» Challenge: Every record below should be printed exactly as it appears.

====== Given records ======

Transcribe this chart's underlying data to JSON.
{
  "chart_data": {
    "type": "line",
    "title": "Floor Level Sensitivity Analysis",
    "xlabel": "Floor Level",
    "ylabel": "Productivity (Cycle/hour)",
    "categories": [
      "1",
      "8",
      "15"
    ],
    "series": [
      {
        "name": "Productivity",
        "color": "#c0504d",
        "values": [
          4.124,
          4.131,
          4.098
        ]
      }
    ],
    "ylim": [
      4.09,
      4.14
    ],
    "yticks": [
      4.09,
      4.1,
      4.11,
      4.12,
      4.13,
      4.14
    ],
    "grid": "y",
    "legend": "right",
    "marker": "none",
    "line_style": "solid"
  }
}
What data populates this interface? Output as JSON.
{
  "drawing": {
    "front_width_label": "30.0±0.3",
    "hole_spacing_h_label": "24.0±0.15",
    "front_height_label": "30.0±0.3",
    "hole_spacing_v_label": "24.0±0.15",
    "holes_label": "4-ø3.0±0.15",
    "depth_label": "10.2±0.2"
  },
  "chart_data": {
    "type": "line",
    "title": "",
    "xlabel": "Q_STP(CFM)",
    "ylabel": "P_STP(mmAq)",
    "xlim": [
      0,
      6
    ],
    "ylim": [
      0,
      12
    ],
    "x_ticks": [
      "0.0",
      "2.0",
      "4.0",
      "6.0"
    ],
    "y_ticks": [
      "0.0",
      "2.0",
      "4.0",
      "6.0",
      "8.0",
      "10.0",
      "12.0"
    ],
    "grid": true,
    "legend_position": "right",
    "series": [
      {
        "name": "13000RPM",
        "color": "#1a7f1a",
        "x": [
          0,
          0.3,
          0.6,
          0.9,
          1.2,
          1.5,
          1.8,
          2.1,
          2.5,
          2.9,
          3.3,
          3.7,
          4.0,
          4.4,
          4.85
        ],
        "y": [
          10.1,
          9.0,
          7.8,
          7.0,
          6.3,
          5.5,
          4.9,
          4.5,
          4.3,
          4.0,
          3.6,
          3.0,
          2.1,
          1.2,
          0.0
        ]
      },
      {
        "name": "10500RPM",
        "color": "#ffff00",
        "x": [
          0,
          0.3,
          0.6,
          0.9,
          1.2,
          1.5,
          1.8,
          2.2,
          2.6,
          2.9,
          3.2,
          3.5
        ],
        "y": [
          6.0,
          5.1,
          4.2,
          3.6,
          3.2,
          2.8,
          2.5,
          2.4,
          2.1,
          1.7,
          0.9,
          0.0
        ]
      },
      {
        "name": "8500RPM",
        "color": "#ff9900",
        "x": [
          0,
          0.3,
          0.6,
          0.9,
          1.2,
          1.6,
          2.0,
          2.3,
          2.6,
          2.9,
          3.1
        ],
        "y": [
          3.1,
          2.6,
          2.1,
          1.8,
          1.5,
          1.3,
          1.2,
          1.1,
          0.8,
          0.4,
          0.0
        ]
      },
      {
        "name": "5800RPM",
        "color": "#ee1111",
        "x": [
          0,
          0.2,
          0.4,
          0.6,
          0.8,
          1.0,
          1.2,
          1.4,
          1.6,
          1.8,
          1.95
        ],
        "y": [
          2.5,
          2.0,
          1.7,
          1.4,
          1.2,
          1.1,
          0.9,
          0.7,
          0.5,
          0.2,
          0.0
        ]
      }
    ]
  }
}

======

» Response to the task:
Transcribe this chart's underlying data to JSON.
{
  "chart_data": {
    "type": "line",
    "title": "Floor Level Sensitivity Analysis",
    "xlabel": "Floor Level",
    "ylabel": "Productivity (Cycle/hour)",
    "categories": [
      "1",
      "8",
      "15"
    ],
    "series": [
      {
        "name": "Productivity",
        "color": "#c0504d",
        "values": [
          4.124,
          4.131,
          4.098
        ]
      }
    ],
    "ylim": [
      4.09,
      4.14
    ],
    "yticks": [
      4.09,
      4.1,
      4.11,
      4.12,
      4.13,
      4.14
    ],
    "grid": "y",
    "legend": "right",
    "marker": "none",
    "line_style": "solid"
  }
}
What data populates this interface? Output as JSON.
{
  "drawing": {
    "front_width_label": "30.0±0.3",
    "hole_spacing_h_label": "24.0±0.15",
    "front_height_label": "30.0±0.3",
    "hole_spacing_v_label": "24.0±0.15",
    "holes_label": "4-ø3.0±0.15",
    "depth_label": "10.2±0.2"
  },
  "chart_data": {
    "type": "line",
    "title": "",
    "xlabel": "Q_STP(CFM)",
    "ylabel": "P_STP(mmAq)",
    "xlim": [
      0,
      6
    ],
    "ylim": [
      0,
      12
    ],
    "x_ticks": [
      "0.0",
      "2.0",
      "4.0",
      "6.0"
    ],
    "y_ticks": [
      "0.0",
      "2.0",
      "4.0",
      "6.0",
      "8.0",
      "10.0",
      "12.0"
    ],
    "grid": true,
    "legend_position": "right",
    "series": [
      {
        "name": "13000RPM",
        "color": "#1a7f1a",
        "x": [
          0,
          0.3,
          0.6,
          0.9,
          1.2,
          1.5,
          1.8,
          2.1,
          2.5,
          2.9,
          3.3,
          3.7,
          4.0,
          4.4,
          4.85
        ],
        "y": [
          10.1,
          9.0,
          7.8,
          7.0,
          6.3,
          5.5,
          4.9,
          4.5,
          4.3,
          4.0,
          3.6,
          3.0,
          2.1,
          1.2,
          0.0
        ]
      },
      {
        "name": "10500RPM",
        "color": "#ffff00",
        "x": [
          0,
          0.3,
          0.6,
          0.9,
          1.2,
          1.5,
          1.8,
          2.2,
          2.6,
          2.9,
          3.2,
          3.5
        ],
        "y": [
          6.0,
          5.1,
          4.2,
          3.6,
          3.2,
          2.8,
          2.5,
          2.4,
          2.1,
          1.7,
          0.9,
          0.0
        ]
      },
      {
        "name": "8500RPM",
        "color": "#ff9900",
        "x": [
          0,
          0.3,
          0.6,
          0.9,
          1.2,
          1.6,
          2.0,
          2.3,
          2.6,
          2.9,
          3.1
        ],
        "y": [
          3.1,
          2.6,
          2.1,
          1.8,
          1.5,
          1.3,
          1.2,
          1.1,
          0.8,
          0.4,
          0.0
        ]
      },
      {
        "name": "5800RPM",
        "color": "#ee1111",
        "x": [
          0,
          0.2,
          0.4,
          0.6,
          0.8,
          1.0,
          1.2,
          1.4,
          1.6,
          1.8,
          1.95
        ],
        "y": [
          2.5,
          2.0,
          1.7,
          1.4,
          1.2,
          1.1,
          0.9,
          0.7,
          0.5,
          0.2,
          0.0
        ]
      }
    ]
  }
}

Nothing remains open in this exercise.